GOAL OF THE EXERCISE:
From the listing below, extract every line containing "Архангельской".

ENTRIES SHOWN:
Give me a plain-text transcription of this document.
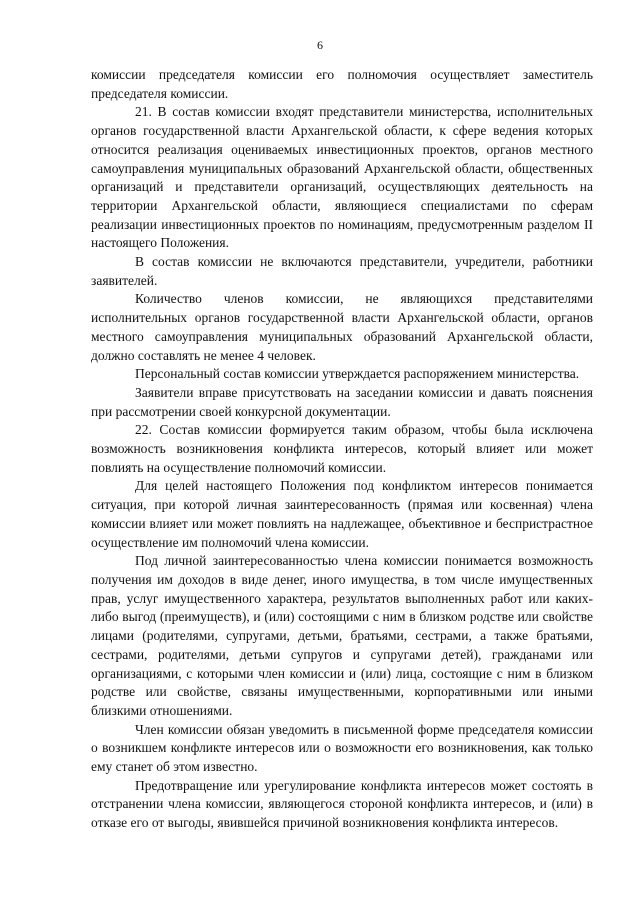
6

комиссии председателя комиссии его полномочия осуществляет заместитель председателя комиссии.

21. В состав комиссии входят представители министерства, исполнительных органов государственной власти Архангельской области, к сфере ведения которых относится реализация оцениваемых инвестиционных проектов, органов местного самоуправления муниципальных образований Архангельской области, общественных организаций и представители организаций, осуществляющих деятельность на территории Архангельской области, являющиеся специалистами по сферам реализации инвестиционных проектов по номинациям, предусмотренным разделом II настоящего Положения.

В состав комиссии не включаются представители, учредители, работники заявителей.

Количество членов комиссии, не являющихся представителями исполнительных органов государственной власти Архангельской области, органов местного самоуправления муниципальных образований Архангельской области, должно составлять не менее 4 человек.

Персональный состав комиссии утверждается распоряжением министерства.

Заявители вправе присутствовать на заседании комиссии и давать пояснения при рассмотрении своей конкурсной документации.

22. Состав комиссии формируется таким образом, чтобы была исключена возможность возникновения конфликта интересов, который влияет или может повлиять на осуществление полномочий комиссии.

Для целей настоящего Положения под конфликтом интересов понимается ситуация, при которой личная заинтересованность (прямая или косвенная) члена комиссии влияет или может повлиять на надлежащее, объективное и беспристрастное осуществление им полномочий члена комиссии.

Под личной заинтересованностью члена комиссии понимается возможность получения им доходов в виде денег, иного имущества, в том числе имущественных прав, услуг имущественного характера, результатов выполненных работ или каких-либо выгод (преимуществ), и (или) состоящими с ним в близком родстве или свойстве лицами (родителями, супругами, детьми, братьями, сестрами, а также братьями, сестрами, родителями, детьми супругов и супругами детей), гражданами или организациями, с которыми член комиссии и (или) лица, состоящие с ним в близком родстве или свойстве, связаны имущественными, корпоративными или иными близкими отношениями.

Член комиссии обязан уведомить в письменной форме председателя комиссии о возникшем конфликте интересов или о возможности его возникновения, как только ему станет об этом известно.

Предотвращение или урегулирование конфликта интересов может состоять в отстранении члена комиссии, являющегося стороной конфликта интересов, и (или) в отказе его от выгоды, явившейся причиной возникновения конфликта интересов.
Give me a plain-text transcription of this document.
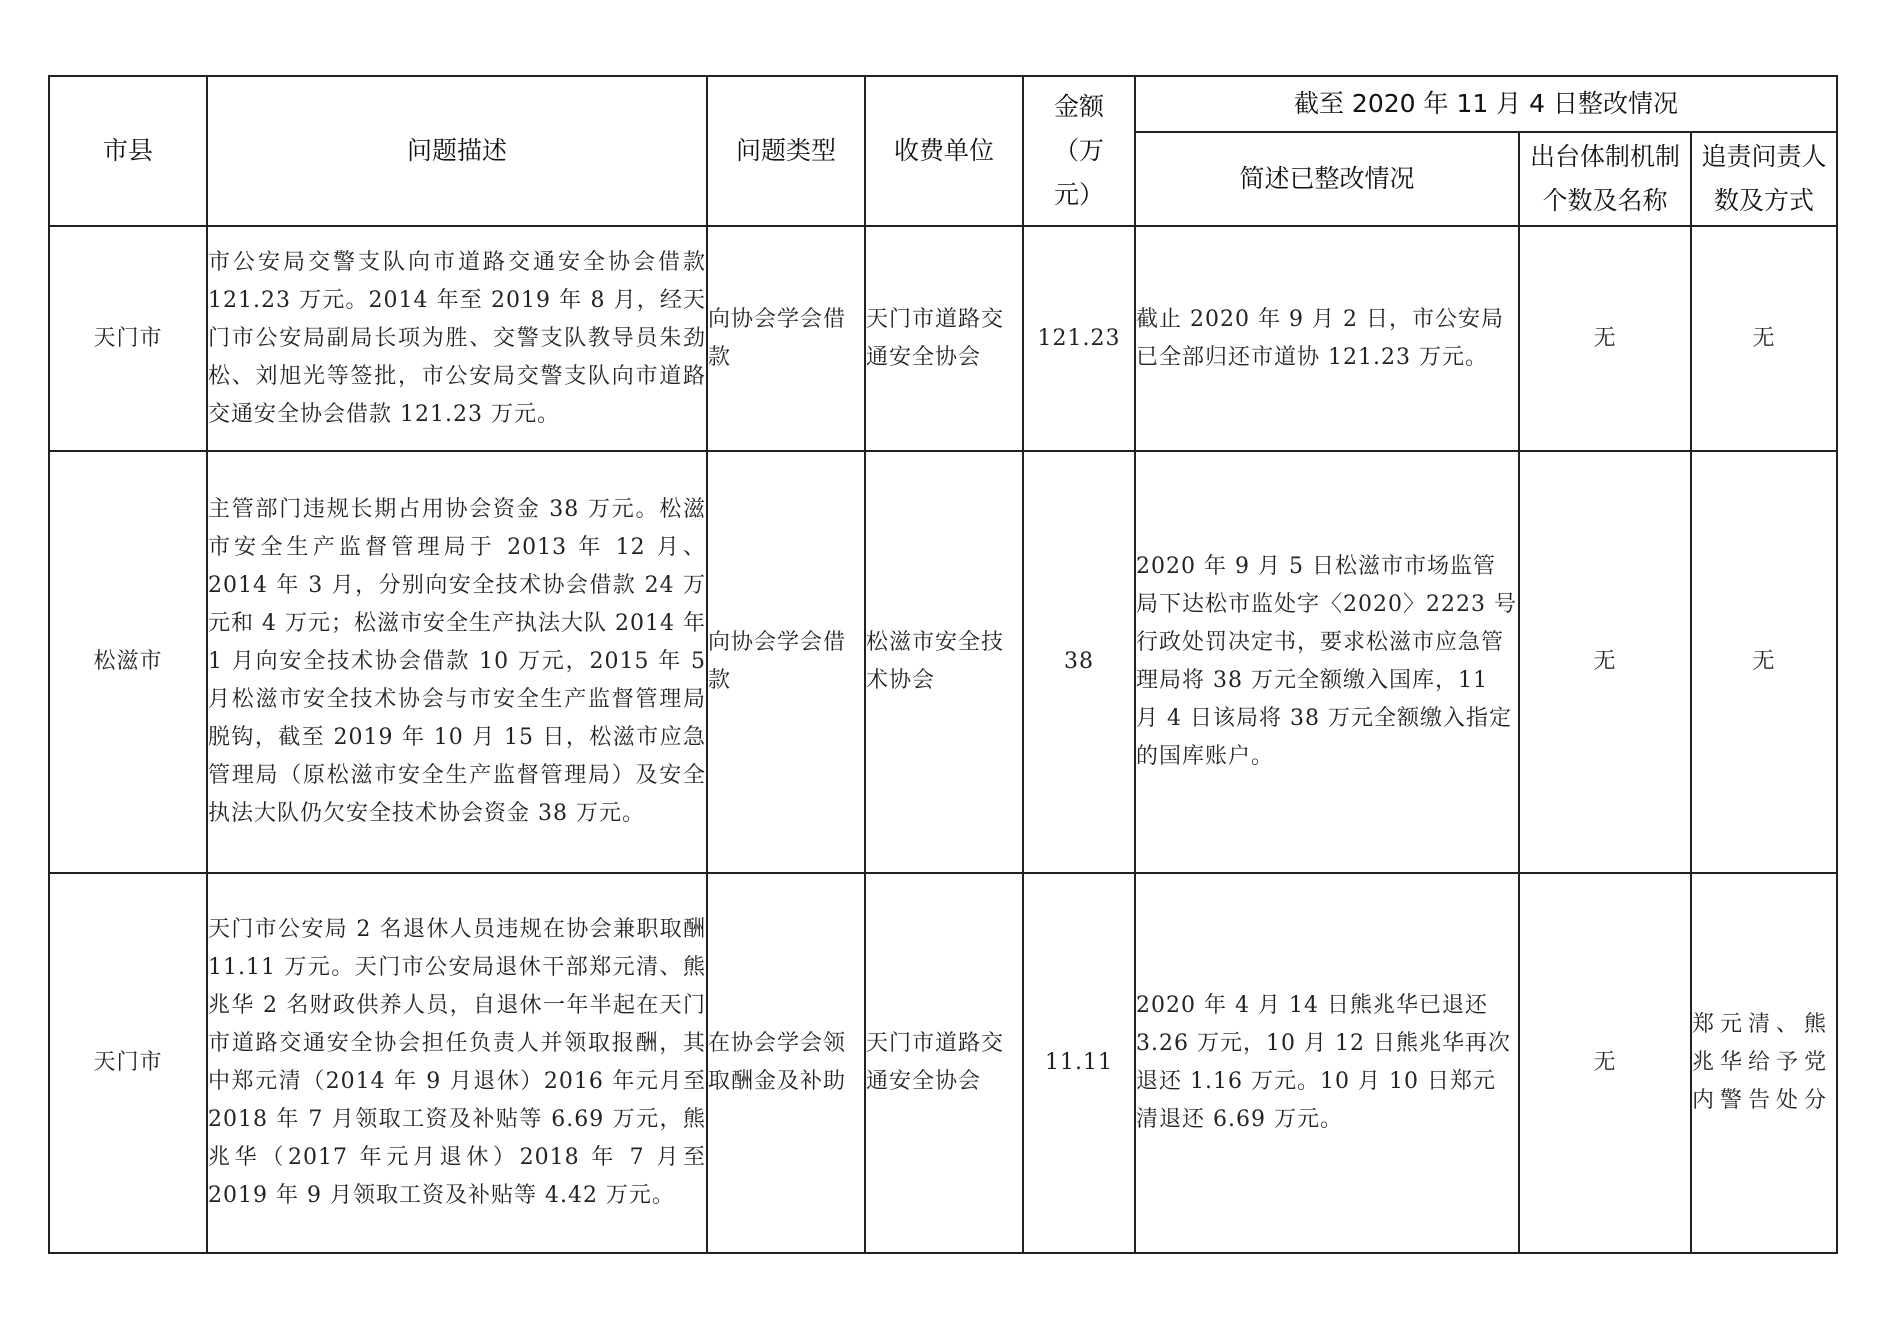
市县	问题描述	问题类型	收费单位	金额（万元）	截至 2020 年 11 月 4 日整改情况		
					简述已整改情况	出台体制机制个数及名称	追责问责人数及方式
天门市	市公安局交警支队向市道路交通安全协会借款 121.23 万元。2014 年至 2019 年 8 月，经天门市公安局副局长项为胜、交警支队教导员朱劲松、刘旭光等签批，市公安局交警支队向市道路交通安全协会借款 121.23 万元。	向协会学会借款	天门市道路交通安全协会	121.23	截止 2020 年 9 月 2 日，市公安局已全部归还市道协 121.23 万元。	无	无
松滋市	主管部门违规长期占用协会资金 38 万元。松滋市安全生产监督管理局于 2013 年 12 月、2014 年 3 月，分别向安全技术协会借款 24 万元和 4 万元；松滋市安全生产执法大队 2014 年 1 月向安全技术协会借款 10 万元，2015 年 5 月松滋市安全技术协会与市安全生产监督管理局脱钩，截至 2019 年 10 月 15 日，松滋市应急管理局（原松滋市安全生产监督管理局）及安全执法大队仍欠安全技术协会资金 38 万元。	向协会学会借款	松滋市安全技术协会	38	2020 年 9 月 5 日松滋市市场监管局下达松市监处字〈2020〉2223 号行政处罚决定书，要求松滋市应急管理局将 38 万元全额缴入国库，11 月 4 日该局将 38 万元全额缴入指定的国库账户。	无	无
天门市	天门市公安局 2 名退休人员违规在协会兼职取酬 11.11 万元。天门市公安局退休干部郑元清、熊兆华 2 名财政供养人员，自退休一年半起在天门市道路交通安全协会担任负责人并领取报酬，其中郑元清（2014 年 9 月退休）2016 年元月至 2018 年 7 月领取工资及补贴等 6.69 万元，熊兆华（2017 年元月退休）2018 年 7 月至 2019 年 9 月领取工资及补贴等 4.42 万元。	在协会学会领取酬金及补助	天门市道路交通安全协会	11.11	2020 年 4 月 14 日熊兆华已退还 3.26 万元，10 月 12 日熊兆华再次退还 1.16 万元。10 月 10 日郑元清退还 6.69 万元。	无	郑元清、熊兆华给予党内警告处分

CORRECT RESULT:
21. В состав комиссии входят представители министерства, исполнительных органов государственной власти Архангельской области, к сфере ведения которых относится реализация оцениваемых инвестиционных проектов, органов местного самоуправления муниципальных образований Архангельской области, общественных организаций и представители организаций, осуществляющих деятельность на территории Архангельской области, являющиеся специалистами по сферам реализации инвестиционных проектов по номинациям, предусмотренным разделом II настоящего Положения.
Количество членов комиссии, не являющихся представителями исполнительных органов государственной власти Архангельской области, органов местного самоуправления муниципальных образований Архангельской области, должно составлять не менее 4 человек.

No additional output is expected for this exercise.